Stated exercise
Reproduce all entries precisely, down to the last character.

Collected data

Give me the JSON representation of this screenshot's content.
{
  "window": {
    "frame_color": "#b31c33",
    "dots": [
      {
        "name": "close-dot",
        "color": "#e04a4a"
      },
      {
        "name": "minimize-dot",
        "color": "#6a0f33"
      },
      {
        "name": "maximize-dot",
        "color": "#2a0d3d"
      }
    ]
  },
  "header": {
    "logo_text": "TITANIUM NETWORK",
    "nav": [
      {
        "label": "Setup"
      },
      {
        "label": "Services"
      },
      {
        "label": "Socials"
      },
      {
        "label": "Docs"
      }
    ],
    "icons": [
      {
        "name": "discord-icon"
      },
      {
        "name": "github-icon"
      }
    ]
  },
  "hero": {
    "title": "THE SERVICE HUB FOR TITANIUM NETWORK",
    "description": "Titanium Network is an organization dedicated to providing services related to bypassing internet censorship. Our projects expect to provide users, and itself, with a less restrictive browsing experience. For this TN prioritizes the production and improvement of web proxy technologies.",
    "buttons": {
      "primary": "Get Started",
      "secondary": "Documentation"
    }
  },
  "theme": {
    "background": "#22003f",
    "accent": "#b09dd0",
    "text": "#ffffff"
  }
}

Solved exercise
Give me the JSON representation of this screenshot's content.
{
  "window": {
    "frame_color": "#b31c33",
    "dots": [
      {
        "name": "close-dot",
        "color": "#e04a4a"
      },
      {
        "name": "minimize-dot",
        "color": "#6a0f33"
      },
      {
        "name": "maximize-dot",
        "color": "#2a0d3d"
      }
    ]
  },
  "header": {
    "logo_text": "TITANIUM NETWORK",
    "nav": [
      {
        "label": "Setup"
      },
      {
        "label": "Services"
      },
      {
        "label": "Socials"
      },
      {
        "label": "Docs"
      }
    ],
    "icons": [
      {
        "name": "discord-icon"
      },
      {
        "name": "github-icon"
      }
    ]
  },
  "hero": {
    "title": "THE SERVICE HUB FOR TITANIUM NETWORK",
    "description": "Titanium Network is an organization dedicated to providing services related to bypassing internet censorship. Our projects expect to provide users, and itself, with a less restrictive browsing experience. For this TN prioritizes the production and improvement of web proxy technologies.",
    "buttons": {
      "primary": "Get Started",
      "secondary": "Documentation"
    }
  },
  "theme": {
    "background": "#22003f",
    "accent": "#b09dd0",
    "text": "#ffffff"
  }
}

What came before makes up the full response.